Scytodes lycosella

Scientific classification
- Kingdom: Animalia
- Phylum: Arthropoda
- Subphylum: Chelicerata
- Class: Arachnida
- Order: Araneae
- Infraorder: Araneomorphae
- Family: Scytodidae
- Genus: Scytodes
- Species: S. lycosella
- Binomial name: Scytodes lycosella Purcell, 1904

= Scytodes lycosella =

- Authority: Purcell, 1904

Species of spider

Scytodes lycosella is a species of spider in the family Scytodidae. It is endemic to South Africa.

==Distribution==
Scytodes lycosella is found only in KwaZulu-Natal Province, where it is known from Rietvlei in the Umvoti district.

==Habitat and ecology==
The species inhabits the Savanna biome at an altitude of 1450 m above sea level. It is a wandering spider collected from under stones and dark places on the soil surface.

Adult females were last sampled in 1899, and no males have been collected.

==Description==

Scytodes lycosella females have a distinctive carapace pattern with only three black stripes above. The median stripe is abbreviated behind, reaching only to the middle of the carapace. The outer stripes are very broad, nearly meeting posteriorly, each containing an oval yellow spot just before the middle of the carapace. The median yellow area just behind the median black stripe is broad and spindle-shaped. The sides of the carapace show black reticulation and several tiers of yellow areas.

The legs are very strongly banded, with the femora displaying three strong black bands. The anterior pair of legs are also spotted with black near the apex.

==Conservation==
Scytodes lycosella is listed as Data Deficient by the IUCN due to taxonomic reasons. The species has not been collected since 1899, and its current status remains unknown. The threats to the species are unknown, and more sampling is needed to collect males and determine the species' range.

==Taxonomy==
The species has not been revised and is known only from the female. The epigyne has been illustrated.

══════

*TASK SET*.
1. According to the Scytodes lycosella article, in which year were adult females last sampled?
2. Please retype the Scytodes lycosella article word for word, starting at "Adult females were" and ending at "near the apex.".

══════

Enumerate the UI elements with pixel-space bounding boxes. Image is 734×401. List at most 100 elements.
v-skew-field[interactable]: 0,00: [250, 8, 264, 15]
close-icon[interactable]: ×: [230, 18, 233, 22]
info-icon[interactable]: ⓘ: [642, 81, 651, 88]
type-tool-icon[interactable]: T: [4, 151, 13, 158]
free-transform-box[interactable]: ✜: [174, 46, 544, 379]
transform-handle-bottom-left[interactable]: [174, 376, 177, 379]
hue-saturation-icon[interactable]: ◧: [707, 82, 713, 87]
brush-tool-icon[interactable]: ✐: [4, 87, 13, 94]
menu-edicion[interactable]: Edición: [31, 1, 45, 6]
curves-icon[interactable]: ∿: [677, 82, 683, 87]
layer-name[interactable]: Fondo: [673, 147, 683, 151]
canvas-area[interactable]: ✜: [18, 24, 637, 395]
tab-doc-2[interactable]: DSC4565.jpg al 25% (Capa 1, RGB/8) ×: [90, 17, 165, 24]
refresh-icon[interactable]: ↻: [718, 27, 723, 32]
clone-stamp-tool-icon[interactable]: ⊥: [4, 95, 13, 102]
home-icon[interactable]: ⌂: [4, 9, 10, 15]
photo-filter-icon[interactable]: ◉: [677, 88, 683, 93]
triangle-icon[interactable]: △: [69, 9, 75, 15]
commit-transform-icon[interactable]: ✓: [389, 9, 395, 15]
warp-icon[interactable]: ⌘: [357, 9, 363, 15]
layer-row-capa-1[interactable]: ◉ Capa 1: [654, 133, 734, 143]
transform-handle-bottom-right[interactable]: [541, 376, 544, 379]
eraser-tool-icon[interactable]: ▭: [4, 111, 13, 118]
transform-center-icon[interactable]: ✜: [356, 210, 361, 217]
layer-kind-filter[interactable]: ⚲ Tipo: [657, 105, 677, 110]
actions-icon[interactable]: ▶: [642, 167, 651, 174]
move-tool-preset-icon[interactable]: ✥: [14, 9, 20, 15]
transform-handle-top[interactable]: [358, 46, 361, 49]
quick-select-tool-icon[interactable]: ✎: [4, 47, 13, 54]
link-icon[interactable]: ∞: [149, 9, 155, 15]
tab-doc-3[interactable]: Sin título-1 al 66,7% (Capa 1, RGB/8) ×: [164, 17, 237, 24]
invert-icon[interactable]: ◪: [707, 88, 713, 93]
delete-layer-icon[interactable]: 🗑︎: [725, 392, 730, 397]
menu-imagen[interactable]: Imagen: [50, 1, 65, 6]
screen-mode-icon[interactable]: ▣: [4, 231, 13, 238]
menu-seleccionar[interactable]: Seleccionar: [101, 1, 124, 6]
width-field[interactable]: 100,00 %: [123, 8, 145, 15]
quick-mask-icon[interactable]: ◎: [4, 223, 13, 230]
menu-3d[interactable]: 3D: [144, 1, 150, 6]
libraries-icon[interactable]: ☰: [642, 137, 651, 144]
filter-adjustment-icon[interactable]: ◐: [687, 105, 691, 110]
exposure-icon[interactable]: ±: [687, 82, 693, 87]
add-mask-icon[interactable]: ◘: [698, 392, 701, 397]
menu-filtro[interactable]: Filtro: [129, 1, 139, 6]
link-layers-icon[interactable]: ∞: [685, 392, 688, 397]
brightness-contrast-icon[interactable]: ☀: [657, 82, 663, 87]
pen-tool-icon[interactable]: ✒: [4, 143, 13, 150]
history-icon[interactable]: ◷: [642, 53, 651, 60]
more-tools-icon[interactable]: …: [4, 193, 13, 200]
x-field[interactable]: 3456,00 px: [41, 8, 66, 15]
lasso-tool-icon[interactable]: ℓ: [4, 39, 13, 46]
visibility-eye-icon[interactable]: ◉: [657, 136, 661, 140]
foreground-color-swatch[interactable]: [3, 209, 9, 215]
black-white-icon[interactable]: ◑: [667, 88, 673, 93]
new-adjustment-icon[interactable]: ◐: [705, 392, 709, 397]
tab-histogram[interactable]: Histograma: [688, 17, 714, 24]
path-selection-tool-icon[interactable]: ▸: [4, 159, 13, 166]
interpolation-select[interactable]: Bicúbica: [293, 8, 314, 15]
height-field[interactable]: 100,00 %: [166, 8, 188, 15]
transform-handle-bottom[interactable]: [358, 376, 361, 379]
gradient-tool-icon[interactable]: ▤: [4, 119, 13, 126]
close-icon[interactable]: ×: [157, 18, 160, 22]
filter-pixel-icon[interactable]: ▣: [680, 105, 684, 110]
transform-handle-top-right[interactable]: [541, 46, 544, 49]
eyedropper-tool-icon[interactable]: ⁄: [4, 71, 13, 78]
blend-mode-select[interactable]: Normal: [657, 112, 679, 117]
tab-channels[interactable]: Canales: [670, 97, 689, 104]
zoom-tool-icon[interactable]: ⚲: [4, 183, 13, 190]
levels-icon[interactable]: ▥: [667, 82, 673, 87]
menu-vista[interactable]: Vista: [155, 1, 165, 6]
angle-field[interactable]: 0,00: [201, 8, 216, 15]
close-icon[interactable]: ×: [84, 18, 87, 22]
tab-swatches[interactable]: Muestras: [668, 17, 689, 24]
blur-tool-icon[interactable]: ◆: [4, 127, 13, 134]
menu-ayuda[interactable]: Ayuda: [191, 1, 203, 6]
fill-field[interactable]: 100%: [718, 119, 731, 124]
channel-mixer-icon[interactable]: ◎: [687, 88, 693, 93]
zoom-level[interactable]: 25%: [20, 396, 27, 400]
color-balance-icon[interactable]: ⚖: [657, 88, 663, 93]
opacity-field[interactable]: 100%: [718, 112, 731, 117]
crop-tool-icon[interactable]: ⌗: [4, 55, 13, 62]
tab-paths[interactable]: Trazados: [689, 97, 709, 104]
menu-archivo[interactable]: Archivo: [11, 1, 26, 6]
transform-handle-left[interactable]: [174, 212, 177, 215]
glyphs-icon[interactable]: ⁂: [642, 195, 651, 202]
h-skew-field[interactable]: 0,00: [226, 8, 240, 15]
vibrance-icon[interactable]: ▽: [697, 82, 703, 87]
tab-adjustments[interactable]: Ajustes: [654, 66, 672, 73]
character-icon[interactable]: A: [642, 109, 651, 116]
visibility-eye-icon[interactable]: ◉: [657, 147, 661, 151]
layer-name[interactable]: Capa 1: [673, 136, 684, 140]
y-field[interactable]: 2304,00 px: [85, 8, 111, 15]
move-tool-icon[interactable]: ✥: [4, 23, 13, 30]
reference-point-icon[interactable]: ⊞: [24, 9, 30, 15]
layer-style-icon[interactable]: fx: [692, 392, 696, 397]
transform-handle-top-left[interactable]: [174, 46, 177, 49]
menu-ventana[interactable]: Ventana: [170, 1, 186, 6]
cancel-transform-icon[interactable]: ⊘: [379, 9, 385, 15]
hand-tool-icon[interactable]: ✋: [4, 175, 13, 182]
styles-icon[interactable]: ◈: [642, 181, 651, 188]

══════

*RESPONSES BY TASK*.
1. 1899

2.
Adult females were last sampled in 1899, and no males have been collected.

==Description==

Scytodes lycosella females have a distinctive carapace pattern with only three black stripes above. The median stripe is abbreviated behind, reaching only to the middle of the carapace. The outer stripes are very broad, nearly meeting posteriorly, each containing an oval yellow spot just before the middle of the carapace. The median yellow area just behind the median black stripe is broad and spindle-shaped. The sides of the carapace show black reticulation and several tiers of yellow areas.

The legs are very strongly banded, with the femora displaying three strong black bands. The anterior pair of legs are also spotted with black near the apex.